+++ TEXT BLOCK

# Putting the Relational back in Relational DatabasesCategory Theory for DBAs — Part 2, How?

The concept of relations lies at the heart of relational databases. Despite this, awareness of what relations are and what properties they have is not widespread amongst people using databases (see also the preceding article). This article seeks to give a quick overview of what mathematical relations are and how these concepts are used in relational databases. Later articles will use this as a basis to apply even more advanced mathematical concepts to databases.

The use of relations to describe databases can be traced back to the paper by Edgar F. Codd A relational model of data for large shared data banks. This paper introduces various important concepts such as joins and primary keys. To understand them properly requires some introduction to the concept of relations.

While databases use relations between more than 2 things (so called $n$-ary relations) it is better to try to understand binary relations first. For one you can split any relation into a couple of binary ones, and secondly reasoning about $n$-ary relations gets inhumanly hard very quickly if $n$ rises above 2.

## Relations

A relation is nothing more or less than something that relates one thing to another. There are various well known examples, such as equality ‘$=$’, inequality ‘$\ne$’, order ‘≤’. Once a relation has a name it is possible to make statements about this relation such as ‘$1<2$’ or ‘$0=1$’ (statements may turn out to be false). Typically this notation uses some symbol in between the two things that are related, but there are exceptions such as functions (which are a special kind of relation).

Concretely a relation can be modelled as a set of pairs. If a relation $R$ contains the pair $(x,y)$ then $R$ relates $x$ to $y$ which is usually written $x R y$. This way of modelling relations is the easiest to translate to a table in a database.

Note that this model uses a set of pairs, which is the reason many set operations such as UNION or INTERSECT and MINUS exist in SQL. The main difference between tables and sets is that tables may contain the same row multiple times. Since set operations return a set not a table they have the (sometimes useful) side effect that the result won’t contain any row more than once.

++++++

◆ **CHALLENGES**
(a) In the article on relations in databases, what is the main difference between tables and sets?
(b) Translate this sentence from the article on relations in databases into Spanish: "A relation is nothing more or less than something that relates one thing to another."

+++ COLLECTED DATA

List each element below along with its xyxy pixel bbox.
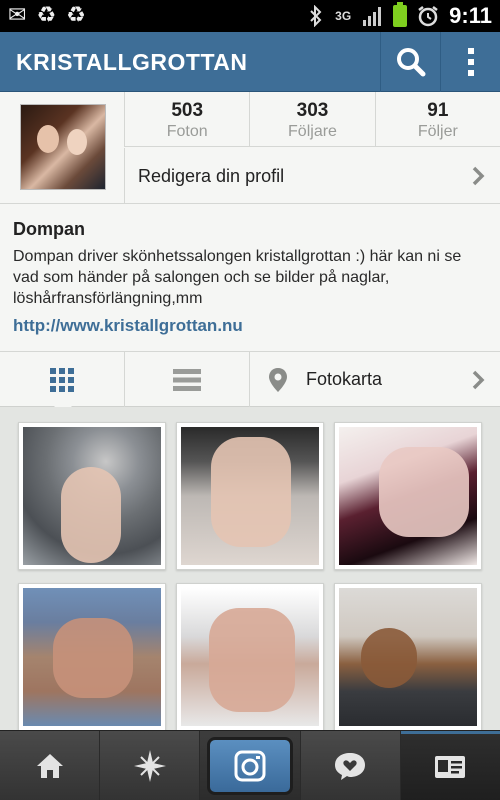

++++++

◆ **RESPONSES TO THE TASKS**
(a) Tables may contain the same row multiple times.

(b) Una relación no es ni más ni menos que algo que relaciona una cosa con otra.